**WHAT IS BEING ASKED**
Filter the records below for the word "text". Copy each line that holds it.

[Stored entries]
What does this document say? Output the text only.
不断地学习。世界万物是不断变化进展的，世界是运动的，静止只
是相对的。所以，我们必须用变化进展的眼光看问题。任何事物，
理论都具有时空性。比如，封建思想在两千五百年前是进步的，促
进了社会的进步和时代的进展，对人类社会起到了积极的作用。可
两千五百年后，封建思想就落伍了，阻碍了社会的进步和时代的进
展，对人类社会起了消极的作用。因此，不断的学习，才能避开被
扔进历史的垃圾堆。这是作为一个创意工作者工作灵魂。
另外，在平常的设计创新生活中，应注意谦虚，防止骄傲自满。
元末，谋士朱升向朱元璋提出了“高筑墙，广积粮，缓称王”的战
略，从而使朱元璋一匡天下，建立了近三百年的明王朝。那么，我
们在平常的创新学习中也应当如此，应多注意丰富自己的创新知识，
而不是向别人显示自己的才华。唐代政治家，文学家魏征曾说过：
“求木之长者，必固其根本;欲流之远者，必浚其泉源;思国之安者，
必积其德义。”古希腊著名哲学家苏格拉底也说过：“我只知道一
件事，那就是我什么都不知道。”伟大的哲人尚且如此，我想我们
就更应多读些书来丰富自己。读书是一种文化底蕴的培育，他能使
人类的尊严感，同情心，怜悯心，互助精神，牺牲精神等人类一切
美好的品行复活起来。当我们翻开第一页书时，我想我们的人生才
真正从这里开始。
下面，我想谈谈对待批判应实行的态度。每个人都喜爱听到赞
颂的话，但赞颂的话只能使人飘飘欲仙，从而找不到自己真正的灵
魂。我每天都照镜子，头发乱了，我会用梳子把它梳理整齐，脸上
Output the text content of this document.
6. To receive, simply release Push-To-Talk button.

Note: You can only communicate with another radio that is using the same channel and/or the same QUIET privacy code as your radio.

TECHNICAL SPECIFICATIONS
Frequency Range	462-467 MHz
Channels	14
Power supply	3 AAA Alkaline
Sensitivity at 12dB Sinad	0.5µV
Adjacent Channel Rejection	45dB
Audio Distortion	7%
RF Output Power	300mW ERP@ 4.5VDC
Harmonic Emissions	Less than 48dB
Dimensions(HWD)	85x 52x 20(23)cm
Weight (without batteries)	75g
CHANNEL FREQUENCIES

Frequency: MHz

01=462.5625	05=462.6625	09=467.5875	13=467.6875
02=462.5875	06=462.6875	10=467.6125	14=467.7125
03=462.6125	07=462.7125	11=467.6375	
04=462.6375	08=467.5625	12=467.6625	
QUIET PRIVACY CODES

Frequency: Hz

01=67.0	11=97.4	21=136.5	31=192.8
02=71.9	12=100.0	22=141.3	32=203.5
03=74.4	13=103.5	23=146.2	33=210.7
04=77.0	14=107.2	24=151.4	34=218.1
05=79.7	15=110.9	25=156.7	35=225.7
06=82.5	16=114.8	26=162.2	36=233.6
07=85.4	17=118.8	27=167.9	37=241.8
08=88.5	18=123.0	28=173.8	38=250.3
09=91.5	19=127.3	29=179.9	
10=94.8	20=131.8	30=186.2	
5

**ANSWER BELOW**
What does this document say? Output the text only.
Output the text content of this document.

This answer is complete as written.